== WHAT TO WORK ON ==
Extract each line of the data below exactly as written.

== TASK MATERIAL ==

[BEGIN]

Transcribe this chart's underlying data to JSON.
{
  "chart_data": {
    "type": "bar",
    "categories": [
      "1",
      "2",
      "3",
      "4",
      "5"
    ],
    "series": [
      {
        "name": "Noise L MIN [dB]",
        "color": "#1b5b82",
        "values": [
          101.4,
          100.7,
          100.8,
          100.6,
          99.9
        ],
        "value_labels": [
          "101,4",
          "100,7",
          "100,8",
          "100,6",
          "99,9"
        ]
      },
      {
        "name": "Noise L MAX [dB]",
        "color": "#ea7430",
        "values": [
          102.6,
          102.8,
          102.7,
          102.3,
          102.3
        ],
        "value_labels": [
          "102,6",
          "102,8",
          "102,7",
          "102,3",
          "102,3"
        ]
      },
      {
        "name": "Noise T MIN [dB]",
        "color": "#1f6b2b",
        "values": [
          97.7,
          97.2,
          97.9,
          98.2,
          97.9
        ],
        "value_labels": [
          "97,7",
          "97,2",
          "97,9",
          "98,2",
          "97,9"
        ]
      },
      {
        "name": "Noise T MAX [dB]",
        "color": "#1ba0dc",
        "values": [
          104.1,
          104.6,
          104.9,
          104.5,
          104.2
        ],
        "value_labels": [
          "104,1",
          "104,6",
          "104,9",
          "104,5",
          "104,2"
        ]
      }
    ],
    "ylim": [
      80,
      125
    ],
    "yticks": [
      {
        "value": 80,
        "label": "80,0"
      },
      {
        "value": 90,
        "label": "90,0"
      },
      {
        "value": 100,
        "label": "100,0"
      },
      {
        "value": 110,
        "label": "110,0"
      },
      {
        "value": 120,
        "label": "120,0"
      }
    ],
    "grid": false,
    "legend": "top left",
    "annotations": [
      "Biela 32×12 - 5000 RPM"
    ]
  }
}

[END]

== SOLUTION BELOW ==
Transcribe this chart's underlying data to JSON.
{
  "chart_data": {
    "type": "bar",
    "categories": [
      "1",
      "2",
      "3",
      "4",
      "5"
    ],
    "series": [
      {
        "name": "Noise L MIN [dB]",
        "color": "#1b5b82",
        "values": [
          101.4,
          100.7,
          100.8,
          100.6,
          99.9
        ],
        "value_labels": [
          "101,4",
          "100,7",
          "100,8",
          "100,6",
          "99,9"
        ]
      },
      {
        "name": "Noise L MAX [dB]",
        "color": "#ea7430",
        "values": [
          102.6,
          102.8,
          102.7,
          102.3,
          102.3
        ],
        "value_labels": [
          "102,6",
          "102,8",
          "102,7",
          "102,3",
          "102,3"
        ]
      },
      {
        "name": "Noise T MIN [dB]",
        "color": "#1f6b2b",
        "values": [
          97.7,
          97.2,
          97.9,
          98.2,
          97.9
        ],
        "value_labels": [
          "97,7",
          "97,2",
          "97,9",
          "98,2",
          "97,9"
        ]
      },
      {
        "name": "Noise T MAX [dB]",
        "color": "#1ba0dc",
        "values": [
          104.1,
          104.6,
          104.9,
          104.5,
          104.2
        ],
        "value_labels": [
          "104,1",
          "104,6",
          "104,9",
          "104,5",
          "104,2"
        ]
      }
    ],
    "ylim": [
      80,
      125
    ],
    "yticks": [
      {
        "value": 80,
        "label": "80,0"
      },
      {
        "value": 90,
        "label": "90,0"
      },
      {
        "value": 100,
        "label": "100,0"
      },
      {
        "value": 110,
        "label": "110,0"
      },
      {
        "value": 120,
        "label": "120,0"
      }
    ],
    "grid": false,
    "legend": "top left",
    "annotations": [
      "Biela 32×12 - 5000 RPM"
    ]
  }
}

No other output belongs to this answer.